§ **REQUIRED WORK**
Images are not part of the copy; write out the rest of the data exactly as given.

§ **DATASET EXTRACT**
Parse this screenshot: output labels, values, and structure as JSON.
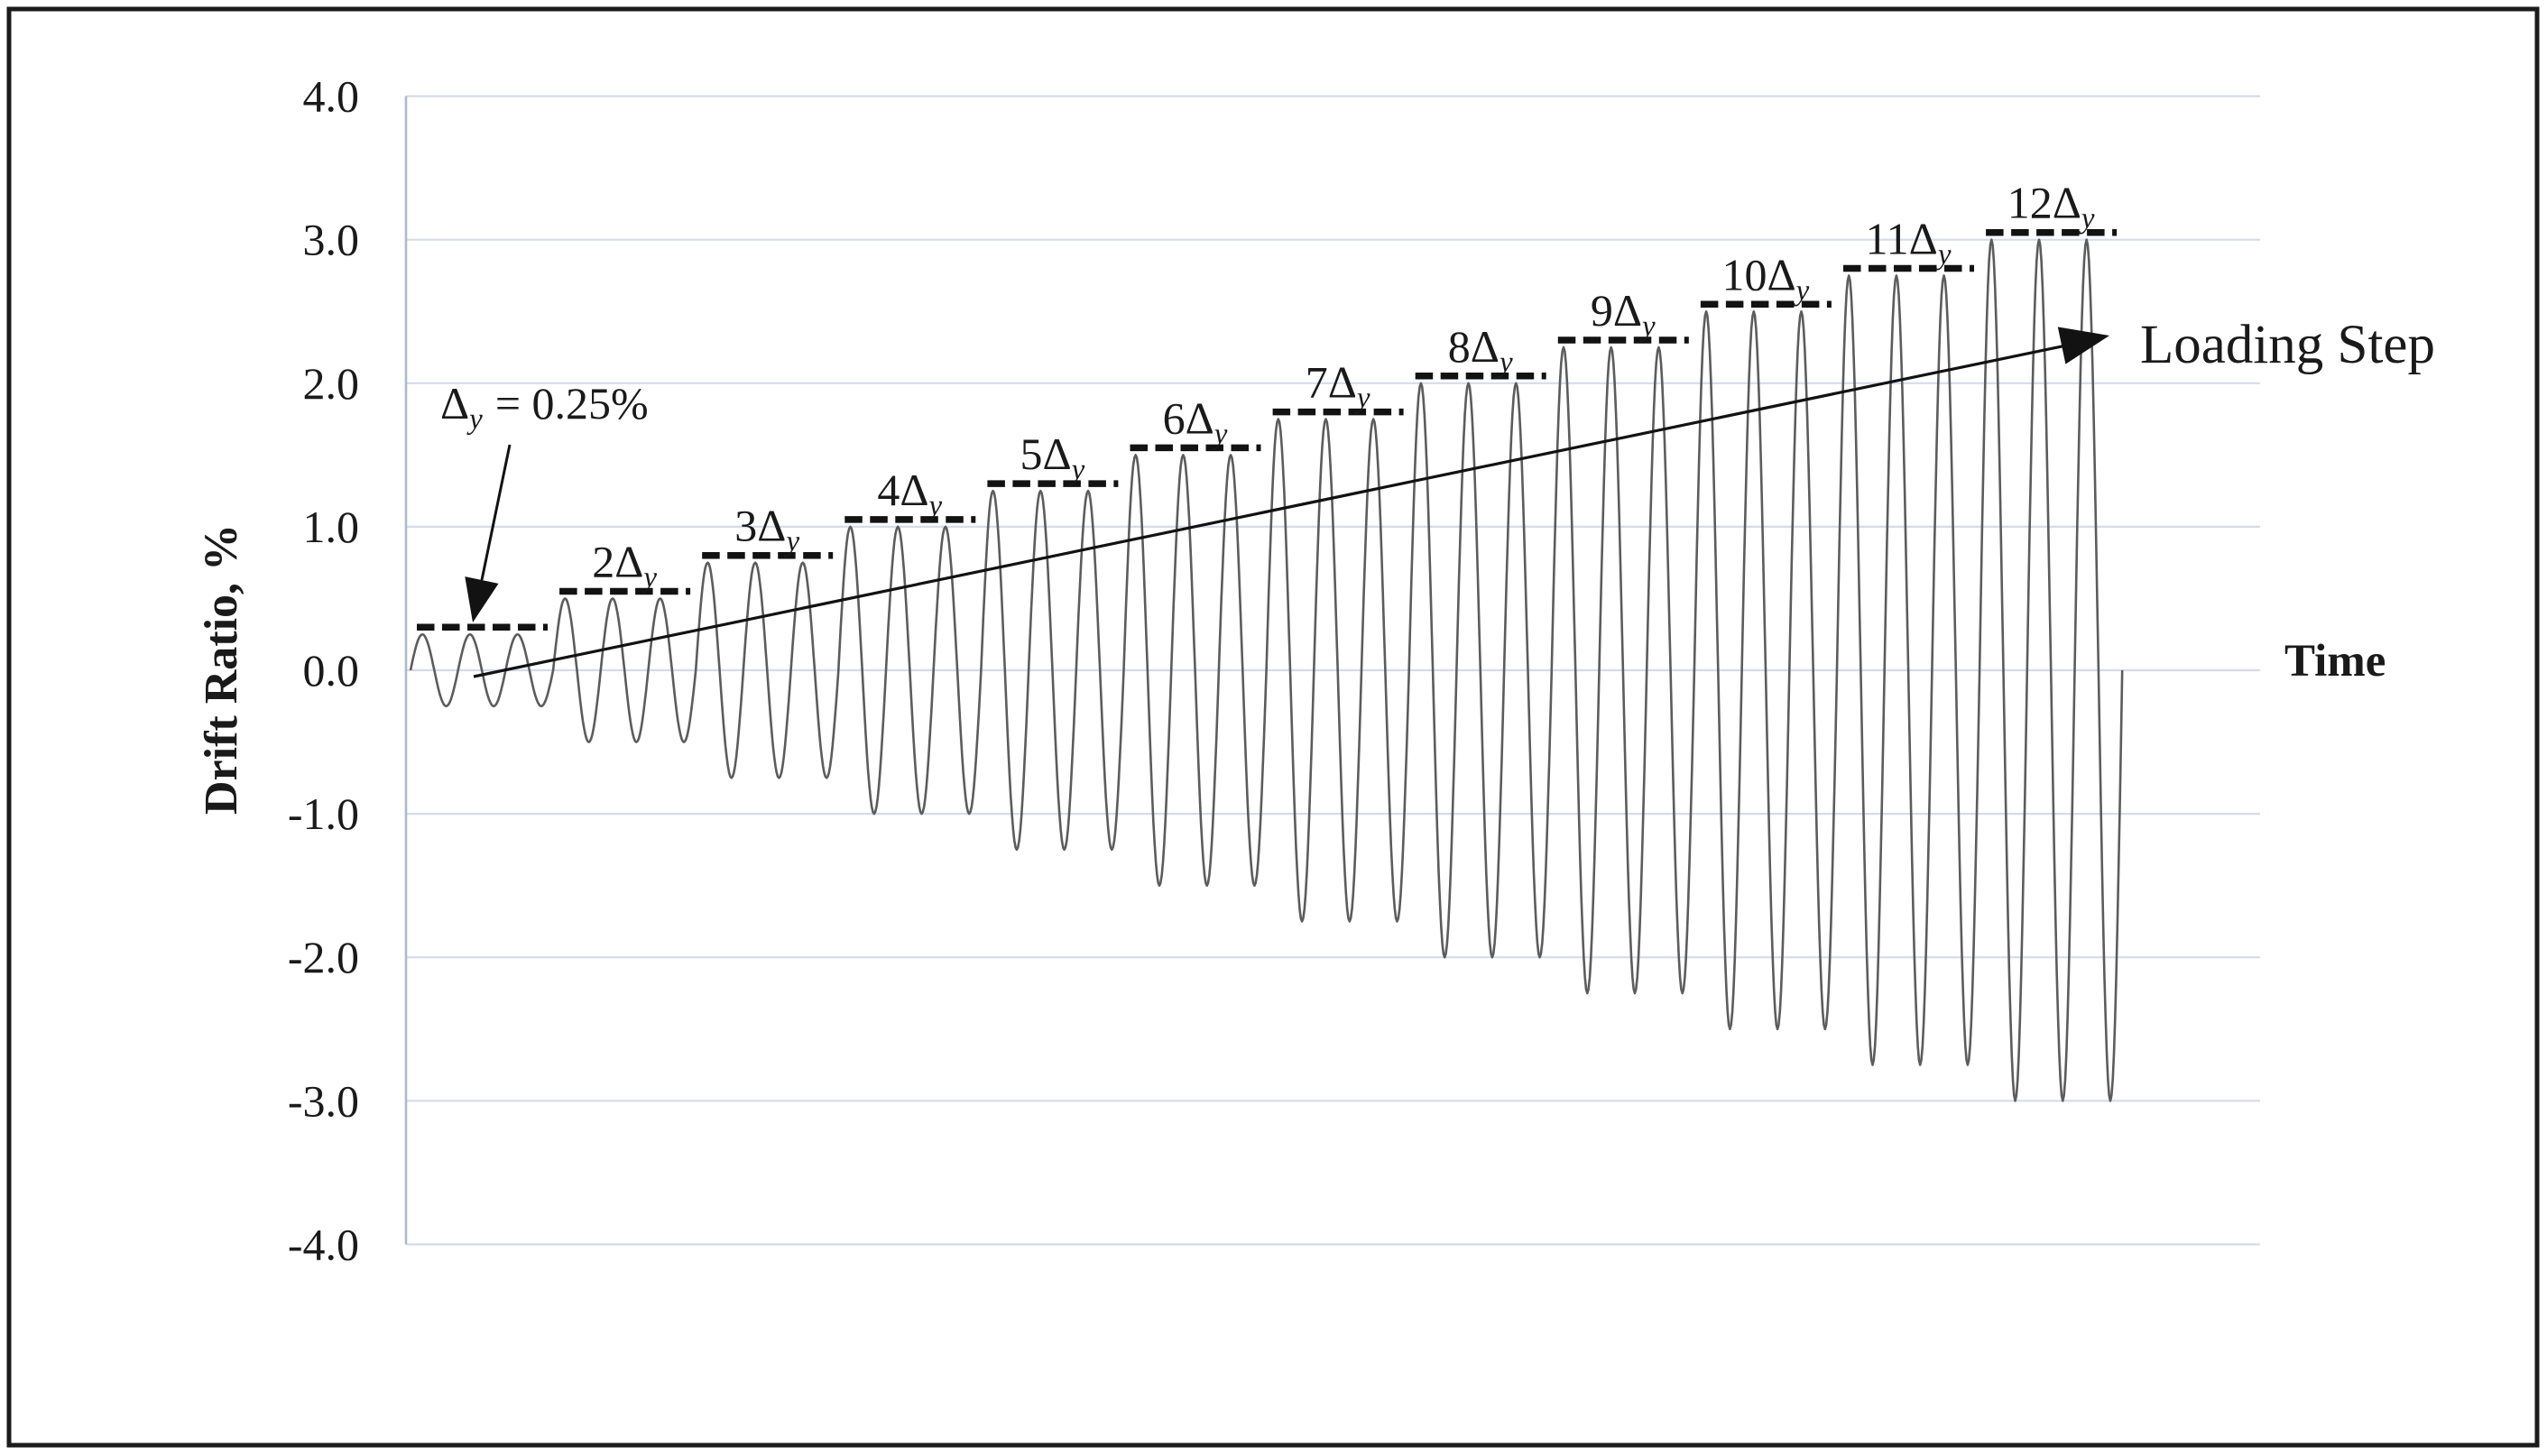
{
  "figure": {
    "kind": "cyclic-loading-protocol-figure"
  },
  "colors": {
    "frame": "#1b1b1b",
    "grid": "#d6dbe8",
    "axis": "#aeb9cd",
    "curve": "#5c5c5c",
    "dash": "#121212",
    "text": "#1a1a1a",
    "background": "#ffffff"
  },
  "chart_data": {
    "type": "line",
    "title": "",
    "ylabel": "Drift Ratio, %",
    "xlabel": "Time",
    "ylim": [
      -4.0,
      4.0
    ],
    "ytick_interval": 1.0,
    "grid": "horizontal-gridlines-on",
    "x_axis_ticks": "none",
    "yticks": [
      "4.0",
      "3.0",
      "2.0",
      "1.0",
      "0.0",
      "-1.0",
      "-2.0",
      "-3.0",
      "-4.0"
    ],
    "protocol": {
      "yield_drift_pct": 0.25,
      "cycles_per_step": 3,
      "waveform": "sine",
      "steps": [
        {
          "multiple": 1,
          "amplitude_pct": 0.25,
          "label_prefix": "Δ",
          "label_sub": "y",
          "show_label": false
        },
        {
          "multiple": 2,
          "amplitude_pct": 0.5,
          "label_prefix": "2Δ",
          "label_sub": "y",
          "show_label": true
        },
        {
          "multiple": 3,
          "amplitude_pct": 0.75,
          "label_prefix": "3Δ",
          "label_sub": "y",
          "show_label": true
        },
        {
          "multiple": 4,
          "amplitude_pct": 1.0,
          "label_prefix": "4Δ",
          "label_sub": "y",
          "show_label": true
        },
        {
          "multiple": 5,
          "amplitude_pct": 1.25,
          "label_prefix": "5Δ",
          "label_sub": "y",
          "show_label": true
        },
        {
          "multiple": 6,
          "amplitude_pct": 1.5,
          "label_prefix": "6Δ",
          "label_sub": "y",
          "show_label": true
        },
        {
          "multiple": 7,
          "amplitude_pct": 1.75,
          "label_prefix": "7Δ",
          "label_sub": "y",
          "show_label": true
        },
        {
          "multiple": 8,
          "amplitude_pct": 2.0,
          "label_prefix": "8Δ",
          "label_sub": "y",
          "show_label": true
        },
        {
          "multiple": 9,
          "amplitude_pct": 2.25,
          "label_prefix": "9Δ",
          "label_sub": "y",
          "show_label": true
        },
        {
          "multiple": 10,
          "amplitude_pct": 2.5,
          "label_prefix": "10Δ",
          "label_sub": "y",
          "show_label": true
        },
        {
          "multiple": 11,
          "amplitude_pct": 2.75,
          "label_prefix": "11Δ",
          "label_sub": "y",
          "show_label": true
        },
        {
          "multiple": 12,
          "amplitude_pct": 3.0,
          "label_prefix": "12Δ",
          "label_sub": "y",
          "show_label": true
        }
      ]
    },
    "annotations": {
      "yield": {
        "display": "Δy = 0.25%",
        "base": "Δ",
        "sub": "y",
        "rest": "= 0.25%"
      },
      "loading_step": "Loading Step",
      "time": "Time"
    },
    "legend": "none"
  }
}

§ **RESPONSE BELOW**
Parse this screenshot: output labels, values, and structure as JSON.
{
  "figure": {
    "kind": "cyclic-loading-protocol-figure"
  },
  "colors": {
    "frame": "#1b1b1b",
    "grid": "#d6dbe8",
    "axis": "#aeb9cd",
    "curve": "#5c5c5c",
    "dash": "#121212",
    "text": "#1a1a1a",
    "background": "#ffffff"
  },
  "chart_data": {
    "type": "line",
    "title": "",
    "ylabel": "Drift Ratio, %",
    "xlabel": "Time",
    "ylim": [
      -4.0,
      4.0
    ],
    "ytick_interval": 1.0,
    "grid": "horizontal-gridlines-on",
    "x_axis_ticks": "none",
    "yticks": [
      "4.0",
      "3.0",
      "2.0",
      "1.0",
      "0.0",
      "-1.0",
      "-2.0",
      "-3.0",
      "-4.0"
    ],
    "protocol": {
      "yield_drift_pct": 0.25,
      "cycles_per_step": 3,
      "waveform": "sine",
      "steps": [
        {
          "multiple": 1,
          "amplitude_pct": 0.25,
          "label_prefix": "Δ",
          "label_sub": "y",
          "show_label": false
        },
        {
          "multiple": 2,
          "amplitude_pct": 0.5,
          "label_prefix": "2Δ",
          "label_sub": "y",
          "show_label": true
        },
        {
          "multiple": 3,
          "amplitude_pct": 0.75,
          "label_prefix": "3Δ",
          "label_sub": "y",
          "show_label": true
        },
        {
          "multiple": 4,
          "amplitude_pct": 1.0,
          "label_prefix": "4Δ",
          "label_sub": "y",
          "show_label": true
        },
        {
          "multiple": 5,
          "amplitude_pct": 1.25,
          "label_prefix": "5Δ",
          "label_sub": "y",
          "show_label": true
        },
        {
          "multiple": 6,
          "amplitude_pct": 1.5,
          "label_prefix": "6Δ",
          "label_sub": "y",
          "show_label": true
        },
        {
          "multiple": 7,
          "amplitude_pct": 1.75,
          "label_prefix": "7Δ",
          "label_sub": "y",
          "show_label": true
        },
        {
          "multiple": 8,
          "amplitude_pct": 2.0,
          "label_prefix": "8Δ",
          "label_sub": "y",
          "show_label": true
        },
        {
          "multiple": 9,
          "amplitude_pct": 2.25,
          "label_prefix": "9Δ",
          "label_sub": "y",
          "show_label": true
        },
        {
          "multiple": 10,
          "amplitude_pct": 2.5,
          "label_prefix": "10Δ",
          "label_sub": "y",
          "show_label": true
        },
        {
          "multiple": 11,
          "amplitude_pct": 2.75,
          "label_prefix": "11Δ",
          "label_sub": "y",
          "show_label": true
        },
        {
          "multiple": 12,
          "amplitude_pct": 3.0,
          "label_prefix": "12Δ",
          "label_sub": "y",
          "show_label": true
        }
      ]
    },
    "annotations": {
      "yield": {
        "display": "Δy = 0.25%",
        "base": "Δ",
        "sub": "y",
        "rest": "= 0.25%"
      },
      "loading_step": "Loading Step",
      "time": "Time"
    },
    "legend": "none"
  }
}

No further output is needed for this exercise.